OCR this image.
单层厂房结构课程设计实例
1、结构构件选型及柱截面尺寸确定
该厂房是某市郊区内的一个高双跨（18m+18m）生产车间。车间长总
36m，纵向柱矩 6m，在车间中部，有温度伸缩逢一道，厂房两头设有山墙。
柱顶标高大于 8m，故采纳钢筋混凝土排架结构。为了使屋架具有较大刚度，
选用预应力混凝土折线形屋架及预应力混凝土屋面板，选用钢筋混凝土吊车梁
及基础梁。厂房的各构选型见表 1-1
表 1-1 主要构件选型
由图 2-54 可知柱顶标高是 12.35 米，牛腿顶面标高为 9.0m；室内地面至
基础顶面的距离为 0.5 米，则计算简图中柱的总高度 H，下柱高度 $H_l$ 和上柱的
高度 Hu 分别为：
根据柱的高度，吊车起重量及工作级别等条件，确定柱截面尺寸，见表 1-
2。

--

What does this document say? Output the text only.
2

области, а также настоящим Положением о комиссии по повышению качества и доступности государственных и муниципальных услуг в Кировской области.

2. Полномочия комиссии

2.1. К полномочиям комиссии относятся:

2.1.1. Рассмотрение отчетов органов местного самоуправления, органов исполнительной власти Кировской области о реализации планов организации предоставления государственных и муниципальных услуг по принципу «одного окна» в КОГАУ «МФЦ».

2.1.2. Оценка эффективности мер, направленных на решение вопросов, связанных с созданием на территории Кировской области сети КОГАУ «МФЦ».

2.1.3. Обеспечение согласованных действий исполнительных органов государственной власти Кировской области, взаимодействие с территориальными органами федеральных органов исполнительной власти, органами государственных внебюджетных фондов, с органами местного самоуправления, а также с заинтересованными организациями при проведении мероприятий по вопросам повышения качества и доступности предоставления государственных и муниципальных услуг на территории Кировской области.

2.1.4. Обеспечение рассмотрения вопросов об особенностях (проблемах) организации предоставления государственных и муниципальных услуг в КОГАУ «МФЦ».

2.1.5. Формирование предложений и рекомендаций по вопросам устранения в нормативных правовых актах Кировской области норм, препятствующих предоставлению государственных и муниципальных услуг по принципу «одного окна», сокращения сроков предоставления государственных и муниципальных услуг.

- INSTRUCTIONS TO FOLLOW
Go through the records and show every line with the string "вопросов" in it.

- RESPONSE FOR THIS EXERCISE
2.1.2. Оценка эффективности мер, направленных на решение вопросов, связанных с созданием на территории Кировской области сети КОГАУ «МФЦ».
2.1.4. Обеспечение рассмотрения вопросов об особенностях (проблемах) организации предоставления государственных и муниципальных услуг в КОГАУ «МФЦ».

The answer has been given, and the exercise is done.